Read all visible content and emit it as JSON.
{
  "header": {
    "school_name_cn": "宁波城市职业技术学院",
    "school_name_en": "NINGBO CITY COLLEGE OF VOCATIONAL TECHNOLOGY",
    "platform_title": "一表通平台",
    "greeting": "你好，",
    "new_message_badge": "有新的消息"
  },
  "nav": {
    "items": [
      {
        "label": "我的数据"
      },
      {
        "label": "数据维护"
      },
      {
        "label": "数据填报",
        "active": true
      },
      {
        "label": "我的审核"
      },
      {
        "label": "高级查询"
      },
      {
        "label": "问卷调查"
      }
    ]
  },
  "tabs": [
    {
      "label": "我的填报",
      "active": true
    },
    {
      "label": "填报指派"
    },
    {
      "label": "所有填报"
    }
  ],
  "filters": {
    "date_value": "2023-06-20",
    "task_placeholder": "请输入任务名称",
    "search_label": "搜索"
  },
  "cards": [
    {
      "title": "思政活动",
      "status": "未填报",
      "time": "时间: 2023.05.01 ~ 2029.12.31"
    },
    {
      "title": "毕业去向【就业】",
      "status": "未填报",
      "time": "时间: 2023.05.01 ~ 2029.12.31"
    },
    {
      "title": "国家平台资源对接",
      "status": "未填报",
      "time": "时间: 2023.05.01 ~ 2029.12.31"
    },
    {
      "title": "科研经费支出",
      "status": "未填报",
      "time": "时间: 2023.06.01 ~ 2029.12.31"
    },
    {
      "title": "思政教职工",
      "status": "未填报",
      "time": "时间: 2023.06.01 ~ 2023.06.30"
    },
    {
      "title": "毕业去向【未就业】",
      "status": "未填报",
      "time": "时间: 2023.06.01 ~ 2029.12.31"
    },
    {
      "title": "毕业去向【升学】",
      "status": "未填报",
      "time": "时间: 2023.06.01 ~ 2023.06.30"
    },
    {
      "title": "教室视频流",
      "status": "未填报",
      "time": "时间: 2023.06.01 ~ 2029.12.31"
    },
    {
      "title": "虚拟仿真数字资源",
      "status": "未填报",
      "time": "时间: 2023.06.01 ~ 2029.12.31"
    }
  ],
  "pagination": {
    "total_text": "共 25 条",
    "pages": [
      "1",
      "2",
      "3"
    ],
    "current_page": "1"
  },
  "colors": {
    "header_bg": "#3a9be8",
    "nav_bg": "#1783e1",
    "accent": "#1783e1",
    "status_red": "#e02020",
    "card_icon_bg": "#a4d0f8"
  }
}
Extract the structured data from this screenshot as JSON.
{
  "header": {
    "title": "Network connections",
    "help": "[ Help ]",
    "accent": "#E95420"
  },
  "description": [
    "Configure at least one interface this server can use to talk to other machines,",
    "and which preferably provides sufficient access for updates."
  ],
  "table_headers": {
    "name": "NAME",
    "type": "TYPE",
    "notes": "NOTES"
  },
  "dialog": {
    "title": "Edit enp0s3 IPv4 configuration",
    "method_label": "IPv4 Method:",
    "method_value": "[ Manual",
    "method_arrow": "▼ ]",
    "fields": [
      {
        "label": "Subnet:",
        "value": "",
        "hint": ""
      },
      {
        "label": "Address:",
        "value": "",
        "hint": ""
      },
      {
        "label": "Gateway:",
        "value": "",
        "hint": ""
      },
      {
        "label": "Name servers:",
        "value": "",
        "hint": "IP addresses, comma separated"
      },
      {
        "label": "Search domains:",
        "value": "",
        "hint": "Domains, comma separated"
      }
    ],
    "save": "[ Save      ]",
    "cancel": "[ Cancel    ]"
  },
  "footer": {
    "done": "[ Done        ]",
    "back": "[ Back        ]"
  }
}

────────────────────

### CHALLENGE
Restate the whole listing exactly, leaving out nothing.

### EXERCISE RESULT
Read all visible content and emit it as JSON.
{
  "header": {
    "school_name_cn": "宁波城市职业技术学院",
    "school_name_en": "NINGBO CITY COLLEGE OF VOCATIONAL TECHNOLOGY",
    "platform_title": "一表通平台",
    "greeting": "你好，",
    "new_message_badge": "有新的消息"
  },
  "nav": {
    "items": [
      {
        "label": "我的数据"
      },
      {
        "label": "数据维护"
      },
      {
        "label": "数据填报",
        "active": true
      },
      {
        "label": "我的审核"
      },
      {
        "label": "高级查询"
      },
      {
        "label": "问卷调查"
      }
    ]
  },
  "tabs": [
    {
      "label": "我的填报",
      "active": true
    },
    {
      "label": "填报指派"
    },
    {
      "label": "所有填报"
    }
  ],
  "filters": {
    "date_value": "2023-06-20",
    "task_placeholder": "请输入任务名称",
    "search_label": "搜索"
  },
  "cards": [
    {
      "title": "思政活动",
      "status": "未填报",
      "time": "时间: 2023.05.01 ~ 2029.12.31"
    },
    {
      "title": "毕业去向【就业】",
      "status": "未填报",
      "time": "时间: 2023.05.01 ~ 2029.12.31"
    },
    {
      "title": "国家平台资源对接",
      "status": "未填报",
      "time": "时间: 2023.05.01 ~ 2029.12.31"
    },
    {
      "title": "科研经费支出",
      "status": "未填报",
      "time": "时间: 2023.06.01 ~ 2029.12.31"
    },
    {
      "title": "思政教职工",
      "status": "未填报",
      "time": "时间: 2023.06.01 ~ 2023.06.30"
    },
    {
      "title": "毕业去向【未就业】",
      "status": "未填报",
      "time": "时间: 2023.06.01 ~ 2029.12.31"
    },
    {
      "title": "毕业去向【升学】",
      "status": "未填报",
      "time": "时间: 2023.06.01 ~ 2023.06.30"
    },
    {
      "title": "教室视频流",
      "status": "未填报",
      "time": "时间: 2023.06.01 ~ 2029.12.31"
    },
    {
      "title": "虚拟仿真数字资源",
      "status": "未填报",
      "time": "时间: 2023.06.01 ~ 2029.12.31"
    }
  ],
  "pagination": {
    "total_text": "共 25 条",
    "pages": [
      "1",
      "2",
      "3"
    ],
    "current_page": "1"
  },
  "colors": {
    "header_bg": "#3a9be8",
    "nav_bg": "#1783e1",
    "accent": "#1783e1",
    "status_red": "#e02020",
    "card_icon_bg": "#a4d0f8"
  }
}
Extract the structured data from this screenshot as JSON.
{
  "header": {
    "title": "Network connections",
    "help": "[ Help ]",
    "accent": "#E95420"
  },
  "description": [
    "Configure at least one interface this server can use to talk to other machines,",
    "and which preferably provides sufficient access for updates."
  ],
  "table_headers": {
    "name": "NAME",
    "type": "TYPE",
    "notes": "NOTES"
  },
  "dialog": {
    "title": "Edit enp0s3 IPv4 configuration",
    "method_label": "IPv4 Method:",
    "method_value": "[ Manual",
    "method_arrow": "▼ ]",
    "fields": [
      {
        "label": "Subnet:",
        "value": "",
        "hint": ""
      },
      {
        "label": "Address:",
        "value": "",
        "hint": ""
      },
      {
        "label": "Gateway:",
        "value": "",
        "hint": ""
      },
      {
        "label": "Name servers:",
        "value": "",
        "hint": "IP addresses, comma separated"
      },
      {
        "label": "Search domains:",
        "value": "",
        "hint": "Domains, comma separated"
      }
    ],
    "save": "[ Save      ]",
    "cancel": "[ Cancel    ]"
  },
  "footer": {
    "done": "[ Done        ]",
    "back": "[ Back        ]"
  }
}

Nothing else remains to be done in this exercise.